*Exercise details*. How many lines in the items below contain the word "category"? Treat uppercase and lowercase as different, and reply with the number alone.

*Source data*.
::::
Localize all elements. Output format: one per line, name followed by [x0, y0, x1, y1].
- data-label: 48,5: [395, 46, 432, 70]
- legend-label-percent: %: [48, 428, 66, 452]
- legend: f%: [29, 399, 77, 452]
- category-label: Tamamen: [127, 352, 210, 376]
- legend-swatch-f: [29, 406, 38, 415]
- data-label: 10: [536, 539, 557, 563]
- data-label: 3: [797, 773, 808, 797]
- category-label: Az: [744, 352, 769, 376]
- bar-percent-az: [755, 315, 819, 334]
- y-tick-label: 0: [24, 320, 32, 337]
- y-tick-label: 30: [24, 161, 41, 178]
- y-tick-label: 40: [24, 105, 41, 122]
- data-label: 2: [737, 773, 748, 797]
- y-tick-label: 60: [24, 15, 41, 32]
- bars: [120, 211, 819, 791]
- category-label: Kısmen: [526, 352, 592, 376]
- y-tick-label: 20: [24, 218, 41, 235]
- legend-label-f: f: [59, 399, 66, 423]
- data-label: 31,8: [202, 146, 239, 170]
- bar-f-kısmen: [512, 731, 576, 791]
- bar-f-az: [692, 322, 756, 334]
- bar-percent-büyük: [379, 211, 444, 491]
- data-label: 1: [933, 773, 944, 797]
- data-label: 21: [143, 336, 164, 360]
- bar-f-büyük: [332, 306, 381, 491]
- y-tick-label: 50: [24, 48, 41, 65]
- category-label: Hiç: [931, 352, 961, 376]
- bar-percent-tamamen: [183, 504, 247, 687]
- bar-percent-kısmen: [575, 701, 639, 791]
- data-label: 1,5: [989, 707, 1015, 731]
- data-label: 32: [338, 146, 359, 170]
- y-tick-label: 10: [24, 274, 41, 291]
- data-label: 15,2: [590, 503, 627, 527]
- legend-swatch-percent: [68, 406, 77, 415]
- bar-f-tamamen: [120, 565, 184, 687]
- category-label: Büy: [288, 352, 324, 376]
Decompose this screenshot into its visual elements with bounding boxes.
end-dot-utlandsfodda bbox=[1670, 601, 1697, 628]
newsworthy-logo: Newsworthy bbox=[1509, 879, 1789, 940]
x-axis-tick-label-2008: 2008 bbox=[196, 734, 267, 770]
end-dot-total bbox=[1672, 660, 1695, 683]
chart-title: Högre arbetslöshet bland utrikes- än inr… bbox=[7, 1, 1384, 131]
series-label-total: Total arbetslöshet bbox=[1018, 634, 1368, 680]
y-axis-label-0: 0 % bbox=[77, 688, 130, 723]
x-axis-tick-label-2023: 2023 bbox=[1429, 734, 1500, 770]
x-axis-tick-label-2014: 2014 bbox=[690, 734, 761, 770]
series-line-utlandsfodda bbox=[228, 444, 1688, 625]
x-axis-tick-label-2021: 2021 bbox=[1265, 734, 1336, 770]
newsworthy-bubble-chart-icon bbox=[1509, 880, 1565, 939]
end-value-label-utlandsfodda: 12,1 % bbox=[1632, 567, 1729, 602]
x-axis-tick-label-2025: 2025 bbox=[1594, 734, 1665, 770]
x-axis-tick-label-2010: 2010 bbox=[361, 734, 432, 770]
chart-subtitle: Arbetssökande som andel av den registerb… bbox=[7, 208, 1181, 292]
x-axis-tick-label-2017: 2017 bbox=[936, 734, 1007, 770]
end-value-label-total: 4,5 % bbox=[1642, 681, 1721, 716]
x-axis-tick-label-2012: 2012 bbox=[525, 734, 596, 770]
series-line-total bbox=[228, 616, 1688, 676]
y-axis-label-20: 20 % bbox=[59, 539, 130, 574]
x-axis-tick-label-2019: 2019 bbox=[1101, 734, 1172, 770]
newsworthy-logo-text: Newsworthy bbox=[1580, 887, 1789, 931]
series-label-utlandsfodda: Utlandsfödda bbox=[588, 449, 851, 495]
::::
*Full output*. 5